**SHORT PROBLEM:**
Repeat each line of the material exactly.

--- RECORDS FOR THE TASK ---

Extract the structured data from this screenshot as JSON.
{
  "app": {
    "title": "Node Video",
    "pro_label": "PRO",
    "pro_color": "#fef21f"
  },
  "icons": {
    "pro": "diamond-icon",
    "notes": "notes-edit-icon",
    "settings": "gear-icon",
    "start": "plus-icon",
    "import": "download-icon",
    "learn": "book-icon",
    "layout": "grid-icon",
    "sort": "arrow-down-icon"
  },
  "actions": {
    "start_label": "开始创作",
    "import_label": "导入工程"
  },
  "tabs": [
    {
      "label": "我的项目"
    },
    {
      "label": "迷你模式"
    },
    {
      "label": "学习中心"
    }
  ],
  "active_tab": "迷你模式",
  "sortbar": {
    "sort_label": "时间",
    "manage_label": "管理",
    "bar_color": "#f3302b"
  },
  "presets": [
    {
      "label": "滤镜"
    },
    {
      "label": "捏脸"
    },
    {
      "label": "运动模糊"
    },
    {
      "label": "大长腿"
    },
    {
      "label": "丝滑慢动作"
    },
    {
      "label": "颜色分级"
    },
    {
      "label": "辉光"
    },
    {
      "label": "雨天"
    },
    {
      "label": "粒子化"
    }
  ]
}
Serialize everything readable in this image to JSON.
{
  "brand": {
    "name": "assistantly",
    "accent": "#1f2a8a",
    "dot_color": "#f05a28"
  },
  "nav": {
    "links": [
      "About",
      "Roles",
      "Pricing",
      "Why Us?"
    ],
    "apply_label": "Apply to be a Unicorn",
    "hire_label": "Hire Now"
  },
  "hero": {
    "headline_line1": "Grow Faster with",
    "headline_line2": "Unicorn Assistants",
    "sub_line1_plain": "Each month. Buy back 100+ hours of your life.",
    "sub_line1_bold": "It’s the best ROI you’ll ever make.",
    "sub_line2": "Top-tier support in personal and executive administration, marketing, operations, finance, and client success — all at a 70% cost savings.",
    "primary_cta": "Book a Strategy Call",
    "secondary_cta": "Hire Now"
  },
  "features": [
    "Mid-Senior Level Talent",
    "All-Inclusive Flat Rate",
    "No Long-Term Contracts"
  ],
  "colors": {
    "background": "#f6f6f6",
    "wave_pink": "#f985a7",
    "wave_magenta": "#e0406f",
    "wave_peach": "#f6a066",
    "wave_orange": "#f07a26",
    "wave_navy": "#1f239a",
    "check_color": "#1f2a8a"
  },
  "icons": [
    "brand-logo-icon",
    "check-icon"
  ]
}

---

**ANSWER TO THIS PROBLEM:**
Extract the structured data from this screenshot as JSON.
{
  "app": {
    "title": "Node Video",
    "pro_label": "PRO",
    "pro_color": "#fef21f"
  },
  "icons": {
    "pro": "diamond-icon",
    "notes": "notes-edit-icon",
    "settings": "gear-icon",
    "start": "plus-icon",
    "import": "download-icon",
    "learn": "book-icon",
    "layout": "grid-icon",
    "sort": "arrow-down-icon"
  },
  "actions": {
    "start_label": "开始创作",
    "import_label": "导入工程"
  },
  "tabs": [
    {
      "label": "我的项目"
    },
    {
      "label": "迷你模式"
    },
    {
      "label": "学习中心"
    }
  ],
  "active_tab": "迷你模式",
  "sortbar": {
    "sort_label": "时间",
    "manage_label": "管理",
    "bar_color": "#f3302b"
  },
  "presets": [
    {
      "label": "滤镜"
    },
    {
      "label": "捏脸"
    },
    {
      "label": "运动模糊"
    },
    {
      "label": "大长腿"
    },
    {
      "label": "丝滑慢动作"
    },
    {
      "label": "颜色分级"
    },
    {
      "label": "辉光"
    },
    {
      "label": "雨天"
    },
    {
      "label": "粒子化"
    }
  ]
}
Serialize everything readable in this image to JSON.
{
  "brand": {
    "name": "assistantly",
    "accent": "#1f2a8a",
    "dot_color": "#f05a28"
  },
  "nav": {
    "links": [
      "About",
      "Roles",
      "Pricing",
      "Why Us?"
    ],
    "apply_label": "Apply to be a Unicorn",
    "hire_label": "Hire Now"
  },
  "hero": {
    "headline_line1": "Grow Faster with",
    "headline_line2": "Unicorn Assistants",
    "sub_line1_plain": "Each month. Buy back 100+ hours of your life.",
    "sub_line1_bold": "It’s the best ROI you’ll ever make.",
    "sub_line2": "Top-tier support in personal and executive administration, marketing, operations, finance, and client success — all at a 70% cost savings.",
    "primary_cta": "Book a Strategy Call",
    "secondary_cta": "Hire Now"
  },
  "features": [
    "Mid-Senior Level Talent",
    "All-Inclusive Flat Rate",
    "No Long-Term Contracts"
  ],
  "colors": {
    "background": "#f6f6f6",
    "wave_pink": "#f985a7",
    "wave_magenta": "#e0406f",
    "wave_peach": "#f6a066",
    "wave_orange": "#f07a26",
    "wave_navy": "#1f239a",
    "check_color": "#1f2a8a"
  },
  "icons": [
    "brand-logo-icon",
    "check-icon"
  ]
}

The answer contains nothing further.